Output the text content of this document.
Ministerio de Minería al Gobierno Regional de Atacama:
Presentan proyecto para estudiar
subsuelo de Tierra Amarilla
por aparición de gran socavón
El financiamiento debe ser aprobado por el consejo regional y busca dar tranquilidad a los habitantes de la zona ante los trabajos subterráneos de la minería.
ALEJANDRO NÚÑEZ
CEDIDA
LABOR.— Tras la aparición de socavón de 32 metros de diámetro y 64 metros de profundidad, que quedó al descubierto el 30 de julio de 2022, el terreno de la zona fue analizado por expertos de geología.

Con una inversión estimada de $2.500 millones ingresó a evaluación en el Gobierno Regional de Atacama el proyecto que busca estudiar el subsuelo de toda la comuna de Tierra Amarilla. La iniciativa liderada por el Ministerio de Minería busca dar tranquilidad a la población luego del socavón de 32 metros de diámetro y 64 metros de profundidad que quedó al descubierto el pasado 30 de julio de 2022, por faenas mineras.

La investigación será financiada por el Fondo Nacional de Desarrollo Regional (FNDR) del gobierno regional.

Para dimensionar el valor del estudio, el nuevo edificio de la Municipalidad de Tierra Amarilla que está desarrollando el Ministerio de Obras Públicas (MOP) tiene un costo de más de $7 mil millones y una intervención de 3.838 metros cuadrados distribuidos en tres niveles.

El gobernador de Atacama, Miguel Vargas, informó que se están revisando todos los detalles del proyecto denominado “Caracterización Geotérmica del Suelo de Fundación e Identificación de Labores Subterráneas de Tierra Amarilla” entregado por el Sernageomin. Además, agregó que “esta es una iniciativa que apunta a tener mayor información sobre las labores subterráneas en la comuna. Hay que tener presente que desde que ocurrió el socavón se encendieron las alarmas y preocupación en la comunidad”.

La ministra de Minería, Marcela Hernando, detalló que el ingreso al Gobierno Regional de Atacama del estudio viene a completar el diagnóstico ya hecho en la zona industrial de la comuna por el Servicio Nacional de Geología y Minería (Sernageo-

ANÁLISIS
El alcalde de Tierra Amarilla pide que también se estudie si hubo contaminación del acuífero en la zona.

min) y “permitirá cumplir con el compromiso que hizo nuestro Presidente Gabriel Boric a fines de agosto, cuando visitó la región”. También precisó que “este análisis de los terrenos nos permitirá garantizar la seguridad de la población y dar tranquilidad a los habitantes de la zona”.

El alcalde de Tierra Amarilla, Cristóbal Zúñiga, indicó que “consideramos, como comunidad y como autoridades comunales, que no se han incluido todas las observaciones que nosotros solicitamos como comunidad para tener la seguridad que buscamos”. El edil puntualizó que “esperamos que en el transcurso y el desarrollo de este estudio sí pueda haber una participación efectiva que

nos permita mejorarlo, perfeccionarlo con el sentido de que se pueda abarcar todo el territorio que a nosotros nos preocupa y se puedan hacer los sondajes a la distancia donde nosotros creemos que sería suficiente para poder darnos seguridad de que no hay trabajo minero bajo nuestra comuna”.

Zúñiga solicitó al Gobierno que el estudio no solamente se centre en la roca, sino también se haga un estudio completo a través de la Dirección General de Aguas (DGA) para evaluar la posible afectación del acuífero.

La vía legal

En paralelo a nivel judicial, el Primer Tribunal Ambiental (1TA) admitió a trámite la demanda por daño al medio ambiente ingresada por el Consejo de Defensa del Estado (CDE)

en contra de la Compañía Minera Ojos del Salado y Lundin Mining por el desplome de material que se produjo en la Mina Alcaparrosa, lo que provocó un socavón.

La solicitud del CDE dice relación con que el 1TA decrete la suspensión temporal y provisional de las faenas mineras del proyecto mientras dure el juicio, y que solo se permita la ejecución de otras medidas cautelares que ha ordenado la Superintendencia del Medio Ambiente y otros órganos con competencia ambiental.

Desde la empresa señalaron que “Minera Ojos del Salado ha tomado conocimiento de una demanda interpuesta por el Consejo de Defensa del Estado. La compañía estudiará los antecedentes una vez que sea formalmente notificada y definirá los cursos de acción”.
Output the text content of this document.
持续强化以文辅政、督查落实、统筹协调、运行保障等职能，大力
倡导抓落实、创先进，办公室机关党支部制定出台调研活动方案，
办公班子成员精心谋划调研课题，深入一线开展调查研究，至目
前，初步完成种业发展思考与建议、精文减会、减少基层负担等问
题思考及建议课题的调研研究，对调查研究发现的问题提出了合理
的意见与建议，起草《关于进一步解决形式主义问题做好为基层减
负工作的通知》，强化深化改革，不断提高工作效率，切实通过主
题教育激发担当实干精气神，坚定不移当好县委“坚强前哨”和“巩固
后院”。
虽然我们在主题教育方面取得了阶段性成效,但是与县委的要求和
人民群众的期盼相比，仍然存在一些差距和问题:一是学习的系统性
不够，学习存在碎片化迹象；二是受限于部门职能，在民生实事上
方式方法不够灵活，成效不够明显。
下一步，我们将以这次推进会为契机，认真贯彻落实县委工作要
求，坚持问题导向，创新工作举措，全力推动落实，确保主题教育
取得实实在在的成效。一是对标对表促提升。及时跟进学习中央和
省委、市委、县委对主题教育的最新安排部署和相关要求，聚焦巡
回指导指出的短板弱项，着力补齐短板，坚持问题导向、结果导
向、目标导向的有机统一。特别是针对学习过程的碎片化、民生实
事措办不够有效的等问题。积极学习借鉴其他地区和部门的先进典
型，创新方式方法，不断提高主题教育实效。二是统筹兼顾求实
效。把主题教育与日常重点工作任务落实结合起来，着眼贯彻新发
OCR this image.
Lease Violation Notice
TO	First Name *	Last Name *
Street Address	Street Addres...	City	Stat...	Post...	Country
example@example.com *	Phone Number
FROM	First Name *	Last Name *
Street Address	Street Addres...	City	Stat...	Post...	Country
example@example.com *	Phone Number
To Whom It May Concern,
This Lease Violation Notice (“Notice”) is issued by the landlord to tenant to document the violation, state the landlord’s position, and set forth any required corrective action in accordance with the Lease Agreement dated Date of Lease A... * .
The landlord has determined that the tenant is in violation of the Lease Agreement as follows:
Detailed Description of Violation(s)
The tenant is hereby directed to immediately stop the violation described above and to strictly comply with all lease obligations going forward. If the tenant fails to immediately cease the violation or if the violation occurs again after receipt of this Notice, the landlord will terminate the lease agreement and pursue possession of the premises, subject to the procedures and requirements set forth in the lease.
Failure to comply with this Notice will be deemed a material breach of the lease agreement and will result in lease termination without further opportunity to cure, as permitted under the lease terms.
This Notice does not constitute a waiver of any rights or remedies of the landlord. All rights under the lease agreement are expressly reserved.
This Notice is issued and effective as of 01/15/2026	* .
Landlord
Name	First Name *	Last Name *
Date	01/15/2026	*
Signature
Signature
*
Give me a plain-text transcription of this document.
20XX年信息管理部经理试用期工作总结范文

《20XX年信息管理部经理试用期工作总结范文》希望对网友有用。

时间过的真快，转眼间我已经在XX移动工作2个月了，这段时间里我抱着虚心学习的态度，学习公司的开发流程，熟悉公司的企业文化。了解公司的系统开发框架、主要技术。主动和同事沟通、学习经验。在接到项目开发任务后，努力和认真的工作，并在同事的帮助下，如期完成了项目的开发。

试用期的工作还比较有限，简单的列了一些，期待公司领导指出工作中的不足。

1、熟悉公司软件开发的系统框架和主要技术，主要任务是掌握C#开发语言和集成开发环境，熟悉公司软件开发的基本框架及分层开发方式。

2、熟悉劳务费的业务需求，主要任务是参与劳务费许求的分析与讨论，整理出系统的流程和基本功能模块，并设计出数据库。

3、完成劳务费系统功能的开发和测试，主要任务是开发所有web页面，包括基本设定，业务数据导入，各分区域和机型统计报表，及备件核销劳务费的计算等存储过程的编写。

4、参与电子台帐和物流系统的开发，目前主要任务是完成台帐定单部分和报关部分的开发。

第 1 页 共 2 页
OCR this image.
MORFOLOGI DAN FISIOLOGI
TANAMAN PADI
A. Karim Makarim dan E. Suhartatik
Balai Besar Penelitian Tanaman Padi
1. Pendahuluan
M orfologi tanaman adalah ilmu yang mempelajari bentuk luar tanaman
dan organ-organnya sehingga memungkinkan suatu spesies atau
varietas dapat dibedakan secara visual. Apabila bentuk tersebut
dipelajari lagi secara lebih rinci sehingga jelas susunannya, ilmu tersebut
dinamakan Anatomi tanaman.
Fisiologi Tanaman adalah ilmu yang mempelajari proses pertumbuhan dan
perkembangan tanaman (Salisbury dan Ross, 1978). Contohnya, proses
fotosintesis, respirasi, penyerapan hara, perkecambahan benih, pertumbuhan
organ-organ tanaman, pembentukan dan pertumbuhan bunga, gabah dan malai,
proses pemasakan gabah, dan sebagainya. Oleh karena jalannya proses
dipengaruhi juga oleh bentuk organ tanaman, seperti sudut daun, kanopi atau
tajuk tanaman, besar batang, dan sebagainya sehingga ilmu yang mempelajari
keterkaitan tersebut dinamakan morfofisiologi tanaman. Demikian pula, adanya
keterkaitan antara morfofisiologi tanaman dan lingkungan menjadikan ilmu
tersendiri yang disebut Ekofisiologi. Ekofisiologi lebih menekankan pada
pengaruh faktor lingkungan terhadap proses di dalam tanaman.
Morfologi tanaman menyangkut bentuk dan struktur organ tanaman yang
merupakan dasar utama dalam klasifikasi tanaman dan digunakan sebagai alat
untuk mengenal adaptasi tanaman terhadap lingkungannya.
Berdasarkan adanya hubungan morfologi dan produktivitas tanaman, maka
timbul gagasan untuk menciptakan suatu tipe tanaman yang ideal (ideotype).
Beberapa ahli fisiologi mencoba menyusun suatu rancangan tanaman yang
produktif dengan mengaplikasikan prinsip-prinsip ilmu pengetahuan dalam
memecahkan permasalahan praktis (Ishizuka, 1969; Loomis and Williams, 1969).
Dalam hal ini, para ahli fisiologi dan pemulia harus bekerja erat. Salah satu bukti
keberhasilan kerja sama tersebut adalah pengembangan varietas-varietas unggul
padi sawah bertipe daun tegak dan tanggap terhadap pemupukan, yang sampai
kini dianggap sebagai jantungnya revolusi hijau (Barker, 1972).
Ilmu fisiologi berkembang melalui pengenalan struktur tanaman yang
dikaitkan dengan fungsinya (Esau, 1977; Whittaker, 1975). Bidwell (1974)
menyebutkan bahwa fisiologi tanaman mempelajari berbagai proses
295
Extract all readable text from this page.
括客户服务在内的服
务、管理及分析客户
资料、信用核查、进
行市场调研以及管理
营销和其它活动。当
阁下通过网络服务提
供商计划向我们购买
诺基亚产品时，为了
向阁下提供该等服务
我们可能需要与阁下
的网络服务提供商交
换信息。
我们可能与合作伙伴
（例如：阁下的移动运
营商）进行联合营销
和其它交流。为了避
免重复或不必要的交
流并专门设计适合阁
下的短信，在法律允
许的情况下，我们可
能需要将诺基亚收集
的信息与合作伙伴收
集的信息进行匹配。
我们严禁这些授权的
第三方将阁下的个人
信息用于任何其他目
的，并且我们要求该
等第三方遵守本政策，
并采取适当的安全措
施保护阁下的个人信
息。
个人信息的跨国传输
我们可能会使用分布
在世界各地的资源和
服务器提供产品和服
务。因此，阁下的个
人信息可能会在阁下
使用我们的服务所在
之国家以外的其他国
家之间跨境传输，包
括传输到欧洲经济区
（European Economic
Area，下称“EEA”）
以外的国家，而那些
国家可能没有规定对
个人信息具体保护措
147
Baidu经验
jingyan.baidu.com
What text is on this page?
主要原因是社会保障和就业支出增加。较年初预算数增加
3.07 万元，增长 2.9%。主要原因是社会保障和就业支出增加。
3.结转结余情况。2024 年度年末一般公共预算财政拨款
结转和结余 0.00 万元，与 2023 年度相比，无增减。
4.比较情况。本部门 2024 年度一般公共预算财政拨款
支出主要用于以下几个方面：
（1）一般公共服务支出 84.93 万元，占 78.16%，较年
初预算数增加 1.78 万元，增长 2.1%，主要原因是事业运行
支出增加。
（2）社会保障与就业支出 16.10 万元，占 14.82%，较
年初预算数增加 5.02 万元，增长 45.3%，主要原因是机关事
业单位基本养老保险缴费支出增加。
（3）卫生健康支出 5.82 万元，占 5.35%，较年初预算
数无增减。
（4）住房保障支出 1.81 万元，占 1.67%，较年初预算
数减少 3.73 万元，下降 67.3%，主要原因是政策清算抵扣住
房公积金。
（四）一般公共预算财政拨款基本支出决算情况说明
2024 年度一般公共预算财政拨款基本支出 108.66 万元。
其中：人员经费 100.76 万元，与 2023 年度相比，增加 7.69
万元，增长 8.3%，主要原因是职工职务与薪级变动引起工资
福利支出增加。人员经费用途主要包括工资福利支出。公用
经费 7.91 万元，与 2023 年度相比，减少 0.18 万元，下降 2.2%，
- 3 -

Directive> Report every line containing the word "población" from the listing above.

The solution>
Con una inversión estimada de $2.500 millones ingresó a evaluación en el Gobierno Regional de Atacama el proyecto que busca estudiar el subsuelo de toda la comuna de Tierra Amarilla. La iniciativa liderada por el Ministerio de Minería busca dar tranquilidad a la población luego del socavón de 32 metros de diámetro y 64 metros de profundidad que quedó al descubierto el pasado 30 de julio de 2022, por faenas mineras.
min) y “permitirá cumplir con el compromiso que hizo nuestro Presidente Gabriel Boric a fines de agosto, cuando visitó la región”. También precisó que “este análisis de los terrenos nos permitirá garantizar la seguridad de la población y dar tranquilidad a los habitantes de la zona”.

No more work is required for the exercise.